━━ RECORDS FOR THE TASK ━━
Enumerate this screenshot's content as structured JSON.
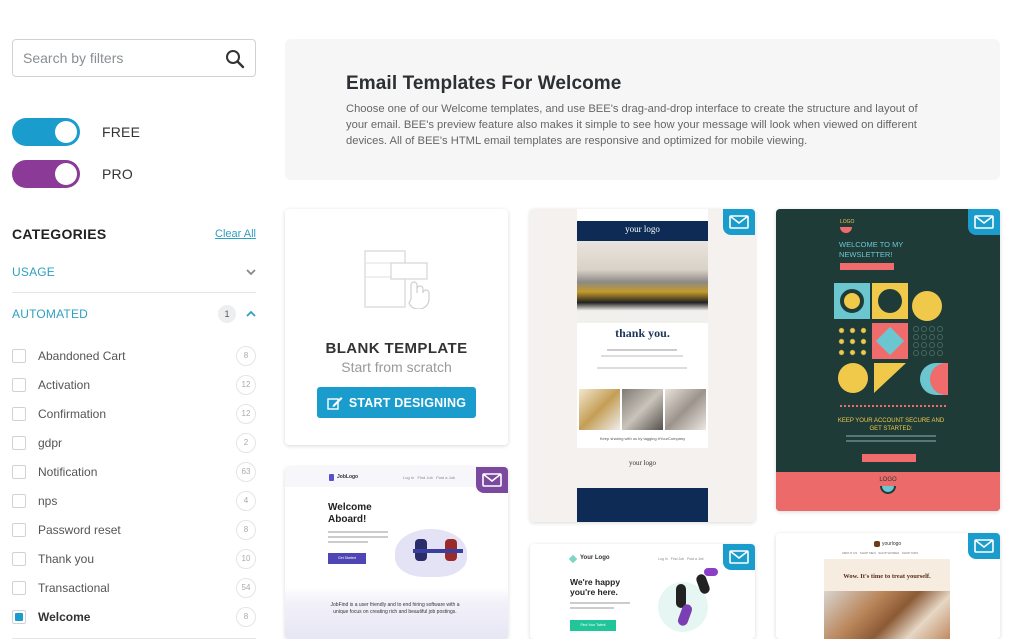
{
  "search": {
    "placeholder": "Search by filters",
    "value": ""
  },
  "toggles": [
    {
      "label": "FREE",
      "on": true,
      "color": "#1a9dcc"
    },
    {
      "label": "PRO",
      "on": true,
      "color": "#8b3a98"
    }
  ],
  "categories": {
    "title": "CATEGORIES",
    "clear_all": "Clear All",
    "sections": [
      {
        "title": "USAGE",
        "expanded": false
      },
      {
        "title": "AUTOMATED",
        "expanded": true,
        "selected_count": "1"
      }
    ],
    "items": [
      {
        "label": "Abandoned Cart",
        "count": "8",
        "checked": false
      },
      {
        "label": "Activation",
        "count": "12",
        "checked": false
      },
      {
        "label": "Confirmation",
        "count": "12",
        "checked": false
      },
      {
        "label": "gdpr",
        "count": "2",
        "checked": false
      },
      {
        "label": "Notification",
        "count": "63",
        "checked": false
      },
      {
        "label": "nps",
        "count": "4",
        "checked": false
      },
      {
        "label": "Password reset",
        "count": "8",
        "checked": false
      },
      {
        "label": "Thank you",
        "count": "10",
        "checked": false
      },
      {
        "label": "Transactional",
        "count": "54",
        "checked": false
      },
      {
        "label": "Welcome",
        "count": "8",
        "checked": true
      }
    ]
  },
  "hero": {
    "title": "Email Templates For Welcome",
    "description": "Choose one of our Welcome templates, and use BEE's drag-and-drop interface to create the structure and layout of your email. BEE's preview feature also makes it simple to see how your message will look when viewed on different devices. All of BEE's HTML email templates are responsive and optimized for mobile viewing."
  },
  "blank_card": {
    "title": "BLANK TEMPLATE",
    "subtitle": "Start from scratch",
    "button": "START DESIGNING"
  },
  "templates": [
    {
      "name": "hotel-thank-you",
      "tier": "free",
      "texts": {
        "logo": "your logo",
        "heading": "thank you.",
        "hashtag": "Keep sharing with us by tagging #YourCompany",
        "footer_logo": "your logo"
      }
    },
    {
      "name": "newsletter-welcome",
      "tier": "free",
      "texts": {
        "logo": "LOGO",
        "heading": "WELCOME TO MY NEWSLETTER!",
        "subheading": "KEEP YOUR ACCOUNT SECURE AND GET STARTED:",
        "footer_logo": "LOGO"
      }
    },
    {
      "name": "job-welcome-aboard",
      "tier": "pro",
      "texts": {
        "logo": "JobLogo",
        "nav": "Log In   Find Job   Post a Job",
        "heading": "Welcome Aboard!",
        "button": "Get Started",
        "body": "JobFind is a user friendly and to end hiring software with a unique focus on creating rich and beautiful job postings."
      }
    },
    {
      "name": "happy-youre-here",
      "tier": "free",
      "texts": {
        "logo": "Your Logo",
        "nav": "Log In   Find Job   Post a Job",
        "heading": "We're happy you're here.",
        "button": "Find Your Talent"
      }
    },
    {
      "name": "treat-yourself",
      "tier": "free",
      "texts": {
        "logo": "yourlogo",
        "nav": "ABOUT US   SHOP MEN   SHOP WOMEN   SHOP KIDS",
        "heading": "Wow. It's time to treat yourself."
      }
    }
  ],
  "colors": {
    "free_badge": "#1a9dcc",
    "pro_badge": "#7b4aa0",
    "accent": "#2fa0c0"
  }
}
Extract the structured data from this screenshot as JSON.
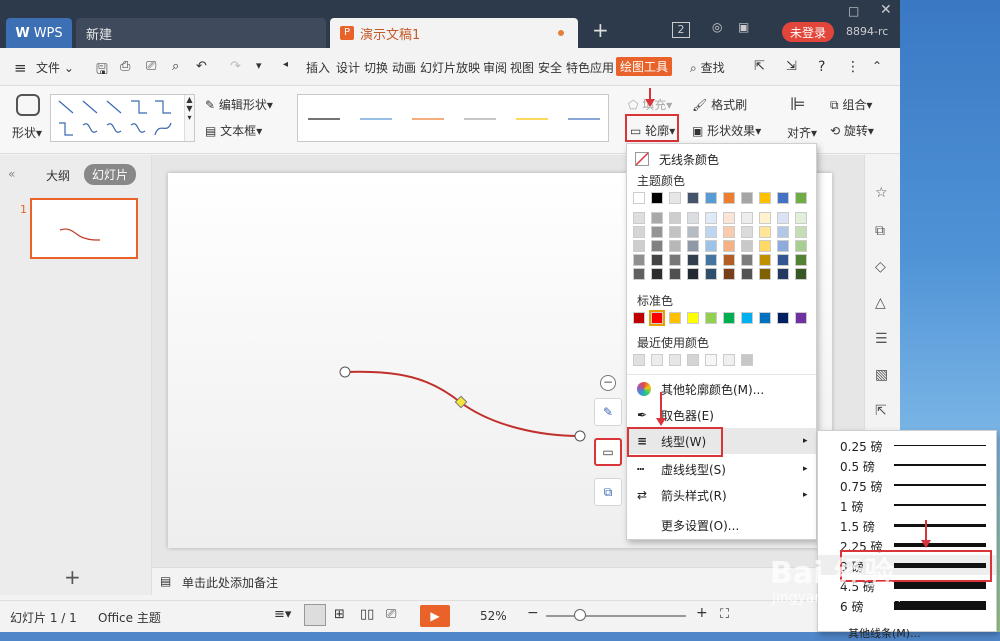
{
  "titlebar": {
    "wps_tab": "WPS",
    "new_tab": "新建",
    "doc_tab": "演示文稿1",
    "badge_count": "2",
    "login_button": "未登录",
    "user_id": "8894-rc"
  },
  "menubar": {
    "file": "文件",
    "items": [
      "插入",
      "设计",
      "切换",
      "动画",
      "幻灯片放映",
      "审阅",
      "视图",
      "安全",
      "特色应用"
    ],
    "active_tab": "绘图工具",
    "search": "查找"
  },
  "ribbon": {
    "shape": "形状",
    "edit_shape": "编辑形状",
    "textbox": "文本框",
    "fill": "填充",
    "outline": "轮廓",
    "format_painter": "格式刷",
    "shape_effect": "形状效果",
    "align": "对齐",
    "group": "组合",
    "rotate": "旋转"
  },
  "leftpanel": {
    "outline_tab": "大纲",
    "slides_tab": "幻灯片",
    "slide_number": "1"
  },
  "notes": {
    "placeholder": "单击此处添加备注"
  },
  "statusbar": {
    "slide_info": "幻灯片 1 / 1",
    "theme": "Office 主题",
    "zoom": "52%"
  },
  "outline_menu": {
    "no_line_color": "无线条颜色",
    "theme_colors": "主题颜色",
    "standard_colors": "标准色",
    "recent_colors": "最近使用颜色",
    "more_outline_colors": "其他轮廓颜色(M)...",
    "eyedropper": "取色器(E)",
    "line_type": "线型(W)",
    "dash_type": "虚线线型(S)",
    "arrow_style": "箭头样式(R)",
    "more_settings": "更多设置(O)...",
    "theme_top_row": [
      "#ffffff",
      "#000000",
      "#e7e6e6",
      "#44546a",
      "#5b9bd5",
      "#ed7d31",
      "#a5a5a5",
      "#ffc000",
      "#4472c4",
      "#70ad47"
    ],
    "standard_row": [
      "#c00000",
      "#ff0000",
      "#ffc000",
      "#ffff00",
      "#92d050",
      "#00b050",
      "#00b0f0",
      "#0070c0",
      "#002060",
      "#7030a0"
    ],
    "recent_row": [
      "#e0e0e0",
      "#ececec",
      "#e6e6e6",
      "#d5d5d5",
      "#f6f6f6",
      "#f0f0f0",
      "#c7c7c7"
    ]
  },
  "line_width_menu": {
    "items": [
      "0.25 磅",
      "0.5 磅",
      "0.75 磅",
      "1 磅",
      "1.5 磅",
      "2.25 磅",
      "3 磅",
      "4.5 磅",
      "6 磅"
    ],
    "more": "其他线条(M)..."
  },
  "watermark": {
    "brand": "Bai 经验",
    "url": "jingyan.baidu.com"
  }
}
━━━
**YOUR TASK**.
Copy the whole of the material above exactly, but not its images.

**EXPECTED ANSWER**.
Enumerate this screenshot's content as structured JSON.
{
  "search": {
    "placeholder": "Search by filters",
    "value": ""
  },
  "toggles": [
    {
      "label": "FREE",
      "on": true,
      "color": "#1a9dcc"
    },
    {
      "label": "PRO",
      "on": true,
      "color": "#8b3a98"
    }
  ],
  "categories": {
    "title": "CATEGORIES",
    "clear_all": "Clear All",
    "sections": [
      {
        "title": "USAGE",
        "expanded": false
      },
      {
        "title": "AUTOMATED",
        "expanded": true,
        "selected_count": "1"
      }
    ],
    "items": [
      {
        "label": "Abandoned Cart",
        "count": "8",
        "checked": false
      },
      {
        "label": "Activation",
        "count": "12",
        "checked": false
      },
      {
        "label": "Confirmation",
        "count": "12",
        "checked": false
      },
      {
        "label": "gdpr",
        "count": "2",
        "checked": false
      },
      {
        "label": "Notification",
        "count": "63",
        "checked": false
      },
      {
        "label": "nps",
        "count": "4",
        "checked": false
      },
      {
        "label": "Password reset",
        "count": "8",
        "checked": false
      },
      {
        "label": "Thank you",
        "count": "10",
        "checked": false
      },
      {
        "label": "Transactional",
        "count": "54",
        "checked": false
      },
      {
        "label": "Welcome",
        "count": "8",
        "checked": true
      }
    ]
  },
  "hero": {
    "title": "Email Templates For Welcome",
    "description": "Choose one of our Welcome templates, and use BEE's drag-and-drop interface to create the structure and layout of your email. BEE's preview feature also makes it simple to see how your message will look when viewed on different devices. All of BEE's HTML email templates are responsive and optimized for mobile viewing."
  },
  "blank_card": {
    "title": "BLANK TEMPLATE",
    "subtitle": "Start from scratch",
    "button": "START DESIGNING"
  },
  "templates": [
    {
      "name": "hotel-thank-you",
      "tier": "free",
      "texts": {
        "logo": "your logo",
        "heading": "thank you.",
        "hashtag": "Keep sharing with us by tagging #YourCompany",
        "footer_logo": "your logo"
      }
    },
    {
      "name": "newsletter-welcome",
      "tier": "free",
      "texts": {
        "logo": "LOGO",
        "heading": "WELCOME TO MY NEWSLETTER!",
        "subheading": "KEEP YOUR ACCOUNT SECURE AND GET STARTED:",
        "footer_logo": "LOGO"
      }
    },
    {
      "name": "job-welcome-aboard",
      "tier": "pro",
      "texts": {
        "logo": "JobLogo",
        "nav": "Log In   Find Job   Post a Job",
        "heading": "Welcome Aboard!",
        "button": "Get Started",
        "body": "JobFind is a user friendly and to end hiring software with a unique focus on creating rich and beautiful job postings."
      }
    },
    {
      "name": "happy-youre-here",
      "tier": "free",
      "texts": {
        "logo": "Your Logo",
        "nav": "Log In   Find Job   Post a Job",
        "heading": "We're happy you're here.",
        "button": "Find Your Talent"
      }
    },
    {
      "name": "treat-yourself",
      "tier": "free",
      "texts": {
        "logo": "yourlogo",
        "nav": "ABOUT US   SHOP MEN   SHOP WOMEN   SHOP KIDS",
        "heading": "Wow. It's time to treat yourself."
      }
    }
  ],
  "colors": {
    "free_badge": "#1a9dcc",
    "pro_badge": "#7b4aa0",
    "accent": "#2fa0c0"
  }
}
Extract the structured data from this screenshot as JSON.
{
  "titlebar": {
    "wps_tab": "WPS",
    "new_tab": "新建",
    "doc_tab": "演示文稿1",
    "badge_count": "2",
    "login_button": "未登录",
    "user_id": "8894-rc"
  },
  "menubar": {
    "file": "文件",
    "items": [
      "插入",
      "设计",
      "切换",
      "动画",
      "幻灯片放映",
      "审阅",
      "视图",
      "安全",
      "特色应用"
    ],
    "active_tab": "绘图工具",
    "search": "查找"
  },
  "ribbon": {
    "shape": "形状",
    "edit_shape": "编辑形状",
    "textbox": "文本框",
    "fill": "填充",
    "outline": "轮廓",
    "format_painter": "格式刷",
    "shape_effect": "形状效果",
    "align": "对齐",
    "group": "组合",
    "rotate": "旋转"
  },
  "leftpanel": {
    "outline_tab": "大纲",
    "slides_tab": "幻灯片",
    "slide_number": "1"
  },
  "notes": {
    "placeholder": "单击此处添加备注"
  },
  "statusbar": {
    "slide_info": "幻灯片 1 / 1",
    "theme": "Office 主题",
    "zoom": "52%"
  },
  "outline_menu": {
    "no_line_color": "无线条颜色",
    "theme_colors": "主题颜色",
    "standard_colors": "标准色",
    "recent_colors": "最近使用颜色",
    "more_outline_colors": "其他轮廓颜色(M)...",
    "eyedropper": "取色器(E)",
    "line_type": "线型(W)",
    "dash_type": "虚线线型(S)",
    "arrow_style": "箭头样式(R)",
    "more_settings": "更多设置(O)...",
    "theme_top_row": [
      "#ffffff",
      "#000000",
      "#e7e6e6",
      "#44546a",
      "#5b9bd5",
      "#ed7d31",
      "#a5a5a5",
      "#ffc000",
      "#4472c4",
      "#70ad47"
    ],
    "standard_row": [
      "#c00000",
      "#ff0000",
      "#ffc000",
      "#ffff00",
      "#92d050",
      "#00b050",
      "#00b0f0",
      "#0070c0",
      "#002060",
      "#7030a0"
    ],
    "recent_row": [
      "#e0e0e0",
      "#ececec",
      "#e6e6e6",
      "#d5d5d5",
      "#f6f6f6",
      "#f0f0f0",
      "#c7c7c7"
    ]
  },
  "line_width_menu": {
    "items": [
      "0.25 磅",
      "0.5 磅",
      "0.75 磅",
      "1 磅",
      "1.5 磅",
      "2.25 磅",
      "3 磅",
      "4.5 磅",
      "6 磅"
    ],
    "more": "其他线条(M)..."
  },
  "watermark": {
    "brand": "Bai 经验",
    "url": "jingyan.baidu.com"
  }
}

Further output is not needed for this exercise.